- Short task -
Retype everything in the listing, leaving each line exactly as it is.

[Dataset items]
--- START ---
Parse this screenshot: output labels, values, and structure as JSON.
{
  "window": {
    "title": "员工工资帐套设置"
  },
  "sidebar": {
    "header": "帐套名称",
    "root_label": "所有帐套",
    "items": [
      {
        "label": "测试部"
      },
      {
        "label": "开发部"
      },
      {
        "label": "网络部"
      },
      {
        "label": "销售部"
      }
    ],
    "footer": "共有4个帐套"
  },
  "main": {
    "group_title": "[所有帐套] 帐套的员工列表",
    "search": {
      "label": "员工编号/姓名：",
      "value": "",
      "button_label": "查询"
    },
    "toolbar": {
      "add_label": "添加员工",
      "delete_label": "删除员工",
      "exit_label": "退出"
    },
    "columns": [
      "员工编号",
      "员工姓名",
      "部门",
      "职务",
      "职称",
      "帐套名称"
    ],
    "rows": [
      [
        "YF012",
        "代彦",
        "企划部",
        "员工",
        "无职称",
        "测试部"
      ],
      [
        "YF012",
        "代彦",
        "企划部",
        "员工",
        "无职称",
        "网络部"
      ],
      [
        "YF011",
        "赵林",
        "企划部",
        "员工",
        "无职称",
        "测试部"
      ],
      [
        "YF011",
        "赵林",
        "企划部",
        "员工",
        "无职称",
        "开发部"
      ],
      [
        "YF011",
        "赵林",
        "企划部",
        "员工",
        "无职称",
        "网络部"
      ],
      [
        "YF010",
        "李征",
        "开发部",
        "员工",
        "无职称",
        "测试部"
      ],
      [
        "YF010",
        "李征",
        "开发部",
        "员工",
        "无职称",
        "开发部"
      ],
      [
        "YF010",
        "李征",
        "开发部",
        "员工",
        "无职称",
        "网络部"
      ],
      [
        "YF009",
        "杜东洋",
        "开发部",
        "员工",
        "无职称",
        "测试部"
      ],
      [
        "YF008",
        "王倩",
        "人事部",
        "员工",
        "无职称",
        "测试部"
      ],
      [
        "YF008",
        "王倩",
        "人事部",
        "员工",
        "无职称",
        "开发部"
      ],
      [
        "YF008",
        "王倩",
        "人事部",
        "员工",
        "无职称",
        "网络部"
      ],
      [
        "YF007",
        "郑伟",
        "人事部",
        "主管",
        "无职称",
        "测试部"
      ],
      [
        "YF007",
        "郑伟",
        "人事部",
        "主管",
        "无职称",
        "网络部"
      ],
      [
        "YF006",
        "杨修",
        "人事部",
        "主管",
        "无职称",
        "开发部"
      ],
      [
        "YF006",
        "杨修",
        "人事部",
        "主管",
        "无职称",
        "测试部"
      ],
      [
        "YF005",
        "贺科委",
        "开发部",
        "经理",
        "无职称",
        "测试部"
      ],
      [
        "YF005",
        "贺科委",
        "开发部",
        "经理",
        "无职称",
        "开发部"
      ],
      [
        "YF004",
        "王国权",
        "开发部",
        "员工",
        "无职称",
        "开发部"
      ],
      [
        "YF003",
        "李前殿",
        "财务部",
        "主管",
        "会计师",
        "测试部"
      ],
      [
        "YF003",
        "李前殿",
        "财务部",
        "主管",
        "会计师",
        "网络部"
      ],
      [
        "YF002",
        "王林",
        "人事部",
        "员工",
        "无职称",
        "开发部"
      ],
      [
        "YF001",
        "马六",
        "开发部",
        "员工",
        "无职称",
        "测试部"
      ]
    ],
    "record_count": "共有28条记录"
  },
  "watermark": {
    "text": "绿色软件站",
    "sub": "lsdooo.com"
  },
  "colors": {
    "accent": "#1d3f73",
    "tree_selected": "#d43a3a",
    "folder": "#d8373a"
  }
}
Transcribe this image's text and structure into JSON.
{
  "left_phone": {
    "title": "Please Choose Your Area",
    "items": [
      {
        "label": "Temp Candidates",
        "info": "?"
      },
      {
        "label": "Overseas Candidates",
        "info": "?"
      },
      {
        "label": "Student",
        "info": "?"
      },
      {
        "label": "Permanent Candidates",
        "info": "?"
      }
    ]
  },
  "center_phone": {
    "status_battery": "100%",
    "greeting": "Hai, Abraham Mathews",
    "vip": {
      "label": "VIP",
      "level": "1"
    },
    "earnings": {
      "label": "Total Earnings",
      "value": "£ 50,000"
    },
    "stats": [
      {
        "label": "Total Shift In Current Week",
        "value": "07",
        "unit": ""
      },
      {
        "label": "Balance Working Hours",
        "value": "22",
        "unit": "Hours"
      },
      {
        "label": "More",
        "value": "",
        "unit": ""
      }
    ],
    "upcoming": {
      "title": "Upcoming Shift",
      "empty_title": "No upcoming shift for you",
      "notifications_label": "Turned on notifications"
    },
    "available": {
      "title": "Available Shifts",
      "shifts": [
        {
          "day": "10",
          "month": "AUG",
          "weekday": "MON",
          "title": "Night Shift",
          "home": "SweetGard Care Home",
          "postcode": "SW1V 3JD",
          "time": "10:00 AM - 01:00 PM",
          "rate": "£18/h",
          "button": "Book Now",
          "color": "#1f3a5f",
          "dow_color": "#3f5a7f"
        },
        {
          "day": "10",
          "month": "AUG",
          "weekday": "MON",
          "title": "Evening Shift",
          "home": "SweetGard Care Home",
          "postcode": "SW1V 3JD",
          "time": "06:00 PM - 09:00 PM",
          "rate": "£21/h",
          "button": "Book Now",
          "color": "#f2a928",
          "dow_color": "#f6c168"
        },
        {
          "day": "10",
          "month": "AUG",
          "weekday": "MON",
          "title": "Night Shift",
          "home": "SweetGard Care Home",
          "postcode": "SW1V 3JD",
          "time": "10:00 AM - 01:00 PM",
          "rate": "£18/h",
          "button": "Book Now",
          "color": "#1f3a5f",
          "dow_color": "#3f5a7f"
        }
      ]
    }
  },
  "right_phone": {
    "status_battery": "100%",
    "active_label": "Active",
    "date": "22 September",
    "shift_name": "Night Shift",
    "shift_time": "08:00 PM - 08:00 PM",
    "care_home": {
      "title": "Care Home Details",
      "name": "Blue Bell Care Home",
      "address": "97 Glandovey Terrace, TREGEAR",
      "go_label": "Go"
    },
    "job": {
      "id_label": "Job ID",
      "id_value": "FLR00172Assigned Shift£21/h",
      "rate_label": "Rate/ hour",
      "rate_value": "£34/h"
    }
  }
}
--- END ---
- Written solution -
Parse this screenshot: output labels, values, and structure as JSON.
{
  "window": {
    "title": "员工工资帐套设置"
  },
  "sidebar": {
    "header": "帐套名称",
    "root_label": "所有帐套",
    "items": [
      {
        "label": "测试部"
      },
      {
        "label": "开发部"
      },
      {
        "label": "网络部"
      },
      {
        "label": "销售部"
      }
    ],
    "footer": "共有4个帐套"
  },
  "main": {
    "group_title": "[所有帐套] 帐套的员工列表",
    "search": {
      "label": "员工编号/姓名：",
      "value": "",
      "button_label": "查询"
    },
    "toolbar": {
      "add_label": "添加员工",
      "delete_label": "删除员工",
      "exit_label": "退出"
    },
    "columns": [
      "员工编号",
      "员工姓名",
      "部门",
      "职务",
      "职称",
      "帐套名称"
    ],
    "rows": [
      [
        "YF012",
        "代彦",
        "企划部",
        "员工",
        "无职称",
        "测试部"
      ],
      [
        "YF012",
        "代彦",
        "企划部",
        "员工",
        "无职称",
        "网络部"
      ],
      [
        "YF011",
        "赵林",
        "企划部",
        "员工",
        "无职称",
        "测试部"
      ],
      [
        "YF011",
        "赵林",
        "企划部",
        "员工",
        "无职称",
        "开发部"
      ],
      [
        "YF011",
        "赵林",
        "企划部",
        "员工",
        "无职称",
        "网络部"
      ],
      [
        "YF010",
        "李征",
        "开发部",
        "员工",
        "无职称",
        "测试部"
      ],
      [
        "YF010",
        "李征",
        "开发部",
        "员工",
        "无职称",
        "开发部"
      ],
      [
        "YF010",
        "李征",
        "开发部",
        "员工",
        "无职称",
        "网络部"
      ],
      [
        "YF009",
        "杜东洋",
        "开发部",
        "员工",
        "无职称",
        "测试部"
      ],
      [
        "YF008",
        "王倩",
        "人事部",
        "员工",
        "无职称",
        "测试部"
      ],
      [
        "YF008",
        "王倩",
        "人事部",
        "员工",
        "无职称",
        "开发部"
      ],
      [
        "YF008",
        "王倩",
        "人事部",
        "员工",
        "无职称",
        "网络部"
      ],
      [
        "YF007",
        "郑伟",
        "人事部",
        "主管",
        "无职称",
        "测试部"
      ],
      [
        "YF007",
        "郑伟",
        "人事部",
        "主管",
        "无职称",
        "网络部"
      ],
      [
        "YF006",
        "杨修",
        "人事部",
        "主管",
        "无职称",
        "开发部"
      ],
      [
        "YF006",
        "杨修",
        "人事部",
        "主管",
        "无职称",
        "测试部"
      ],
      [
        "YF005",
        "贺科委",
        "开发部",
        "经理",
        "无职称",
        "测试部"
      ],
      [
        "YF005",
        "贺科委",
        "开发部",
        "经理",
        "无职称",
        "开发部"
      ],
      [
        "YF004",
        "王国权",
        "开发部",
        "员工",
        "无职称",
        "开发部"
      ],
      [
        "YF003",
        "李前殿",
        "财务部",
        "主管",
        "会计师",
        "测试部"
      ],
      [
        "YF003",
        "李前殿",
        "财务部",
        "主管",
        "会计师",
        "网络部"
      ],
      [
        "YF002",
        "王林",
        "人事部",
        "员工",
        "无职称",
        "开发部"
      ],
      [
        "YF001",
        "马六",
        "开发部",
        "员工",
        "无职称",
        "测试部"
      ]
    ],
    "record_count": "共有28条记录"
  },
  "watermark": {
    "text": "绿色软件站",
    "sub": "lsdooo.com"
  },
  "colors": {
    "accent": "#1d3f73",
    "tree_selected": "#d43a3a",
    "folder": "#d8373a"
  }
}
Transcribe this image's text and structure into JSON.
{
  "left_phone": {
    "title": "Please Choose Your Area",
    "items": [
      {
        "label": "Temp Candidates",
        "info": "?"
      },
      {
        "label": "Overseas Candidates",
        "info": "?"
      },
      {
        "label": "Student",
        "info": "?"
      },
      {
        "label": "Permanent Candidates",
        "info": "?"
      }
    ]
  },
  "center_phone": {
    "status_battery": "100%",
    "greeting": "Hai, Abraham Mathews",
    "vip": {
      "label": "VIP",
      "level": "1"
    },
    "earnings": {
      "label": "Total Earnings",
      "value": "£ 50,000"
    },
    "stats": [
      {
        "label": "Total Shift In Current Week",
        "value": "07",
        "unit": ""
      },
      {
        "label": "Balance Working Hours",
        "value": "22",
        "unit": "Hours"
      },
      {
        "label": "More",
        "value": "",
        "unit": ""
      }
    ],
    "upcoming": {
      "title": "Upcoming Shift",
      "empty_title": "No upcoming shift for you",
      "notifications_label": "Turned on notifications"
    },
    "available": {
      "title": "Available Shifts",
      "shifts": [
        {
          "day": "10",
          "month": "AUG",
          "weekday": "MON",
          "title": "Night Shift",
          "home": "SweetGard Care Home",
          "postcode": "SW1V 3JD",
          "time": "10:00 AM - 01:00 PM",
          "rate": "£18/h",
          "button": "Book Now",
          "color": "#1f3a5f",
          "dow_color": "#3f5a7f"
        },
        {
          "day": "10",
          "month": "AUG",
          "weekday": "MON",
          "title": "Evening Shift",
          "home": "SweetGard Care Home",
          "postcode": "SW1V 3JD",
          "time": "06:00 PM - 09:00 PM",
          "rate": "£21/h",
          "button": "Book Now",
          "color": "#f2a928",
          "dow_color": "#f6c168"
        },
        {
          "day": "10",
          "month": "AUG",
          "weekday": "MON",
          "title": "Night Shift",
          "home": "SweetGard Care Home",
          "postcode": "SW1V 3JD",
          "time": "10:00 AM - 01:00 PM",
          "rate": "£18/h",
          "button": "Book Now",
          "color": "#1f3a5f",
          "dow_color": "#3f5a7f"
        }
      ]
    }
  },
  "right_phone": {
    "status_battery": "100%",
    "active_label": "Active",
    "date": "22 September",
    "shift_name": "Night Shift",
    "shift_time": "08:00 PM - 08:00 PM",
    "care_home": {
      "title": "Care Home Details",
      "name": "Blue Bell Care Home",
      "address": "97 Glandovey Terrace, TREGEAR",
      "go_label": "Go"
    },
    "job": {
      "id_label": "Job ID",
      "id_value": "FLR00172Assigned Shift£21/h",
      "rate_label": "Rate/ hour",
      "rate_value": "£34/h"
    }
  }
}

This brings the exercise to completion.